The exercise »
Pick out every line with the word "fascia" and copy it.

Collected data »

+ + + + + + +

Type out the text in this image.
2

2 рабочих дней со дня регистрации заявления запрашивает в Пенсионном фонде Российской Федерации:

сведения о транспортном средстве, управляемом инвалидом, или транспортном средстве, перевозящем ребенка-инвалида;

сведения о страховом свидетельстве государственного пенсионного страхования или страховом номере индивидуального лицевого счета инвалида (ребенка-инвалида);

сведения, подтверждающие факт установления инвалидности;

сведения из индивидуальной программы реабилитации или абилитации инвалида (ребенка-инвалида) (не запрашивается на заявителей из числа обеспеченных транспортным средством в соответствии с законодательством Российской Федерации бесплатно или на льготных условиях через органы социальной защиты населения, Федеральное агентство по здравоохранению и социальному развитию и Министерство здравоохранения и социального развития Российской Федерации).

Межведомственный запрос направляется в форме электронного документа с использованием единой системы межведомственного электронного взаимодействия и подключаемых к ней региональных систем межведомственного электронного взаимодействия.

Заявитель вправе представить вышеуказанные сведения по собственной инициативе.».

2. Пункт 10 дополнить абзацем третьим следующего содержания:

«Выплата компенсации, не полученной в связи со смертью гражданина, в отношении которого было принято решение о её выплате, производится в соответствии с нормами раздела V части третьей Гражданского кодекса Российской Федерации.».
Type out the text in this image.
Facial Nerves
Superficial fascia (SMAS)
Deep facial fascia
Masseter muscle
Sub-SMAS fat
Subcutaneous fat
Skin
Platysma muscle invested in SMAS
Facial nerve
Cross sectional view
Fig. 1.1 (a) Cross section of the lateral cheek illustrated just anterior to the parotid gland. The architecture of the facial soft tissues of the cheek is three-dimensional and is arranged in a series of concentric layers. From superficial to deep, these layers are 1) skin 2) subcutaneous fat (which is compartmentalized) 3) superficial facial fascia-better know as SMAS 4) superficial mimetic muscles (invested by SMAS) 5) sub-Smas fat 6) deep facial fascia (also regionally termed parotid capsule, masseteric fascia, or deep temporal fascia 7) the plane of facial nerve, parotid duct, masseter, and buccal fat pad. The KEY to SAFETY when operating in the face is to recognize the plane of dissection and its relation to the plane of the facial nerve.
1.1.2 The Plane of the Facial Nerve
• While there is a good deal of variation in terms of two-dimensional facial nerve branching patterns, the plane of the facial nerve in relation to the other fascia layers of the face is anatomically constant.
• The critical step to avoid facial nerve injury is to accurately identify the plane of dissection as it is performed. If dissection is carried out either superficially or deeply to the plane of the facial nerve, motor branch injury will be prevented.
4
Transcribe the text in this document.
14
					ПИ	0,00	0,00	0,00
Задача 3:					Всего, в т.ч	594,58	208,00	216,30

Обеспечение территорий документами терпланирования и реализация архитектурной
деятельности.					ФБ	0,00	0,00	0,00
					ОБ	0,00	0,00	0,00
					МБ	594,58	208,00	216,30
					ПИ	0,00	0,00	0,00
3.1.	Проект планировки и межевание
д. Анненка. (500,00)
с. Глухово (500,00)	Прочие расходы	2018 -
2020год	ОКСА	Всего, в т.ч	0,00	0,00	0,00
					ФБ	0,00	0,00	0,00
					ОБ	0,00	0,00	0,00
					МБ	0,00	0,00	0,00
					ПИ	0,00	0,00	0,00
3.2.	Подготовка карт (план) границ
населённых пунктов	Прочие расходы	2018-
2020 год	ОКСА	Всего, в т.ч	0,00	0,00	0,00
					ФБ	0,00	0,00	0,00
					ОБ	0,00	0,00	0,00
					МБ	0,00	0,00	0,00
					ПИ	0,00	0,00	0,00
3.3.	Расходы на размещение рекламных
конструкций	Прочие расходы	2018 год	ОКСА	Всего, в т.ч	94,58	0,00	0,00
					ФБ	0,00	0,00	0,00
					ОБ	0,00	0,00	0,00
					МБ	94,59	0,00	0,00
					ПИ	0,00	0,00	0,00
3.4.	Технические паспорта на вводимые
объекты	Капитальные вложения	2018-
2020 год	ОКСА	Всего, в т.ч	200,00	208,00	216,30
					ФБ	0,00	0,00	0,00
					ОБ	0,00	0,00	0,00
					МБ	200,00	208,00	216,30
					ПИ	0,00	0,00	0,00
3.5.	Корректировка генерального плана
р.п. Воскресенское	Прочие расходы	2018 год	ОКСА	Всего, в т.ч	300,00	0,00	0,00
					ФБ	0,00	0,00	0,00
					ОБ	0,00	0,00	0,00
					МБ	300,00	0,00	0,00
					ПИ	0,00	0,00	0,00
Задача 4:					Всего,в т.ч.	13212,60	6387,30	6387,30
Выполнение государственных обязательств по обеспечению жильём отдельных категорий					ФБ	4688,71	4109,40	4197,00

+ + + + + + +

Task answer »
Superficial fascia (SMAS)
Deep facial fascia
Fig. 1.1 (a) Cross section of the lateral cheek illustrated just anterior to the parotid gland. The architecture of the facial soft tissues of the cheek is three-dimensional and is arranged in a series of concentric layers. From superficial to deep, these layers are 1) skin 2) subcutaneous fat (which is compartmentalized) 3) superficial facial fascia-better know as SMAS 4) superficial mimetic muscles (invested by SMAS) 5) sub-Smas fat 6) deep facial fascia (also regionally termed parotid capsule, masseteric fascia, or deep temporal fascia 7) the plane of facial nerve, parotid duct, masseter, and buccal fat pad. The KEY to SAFETY when operating in the face is to recognize the plane of dissection and its relation to the plane of the facial nerve.
• While there is a good deal of variation in terms of two-dimensional facial nerve branching patterns, the plane of the facial nerve in relation to the other fascia layers of the face is anatomically constant.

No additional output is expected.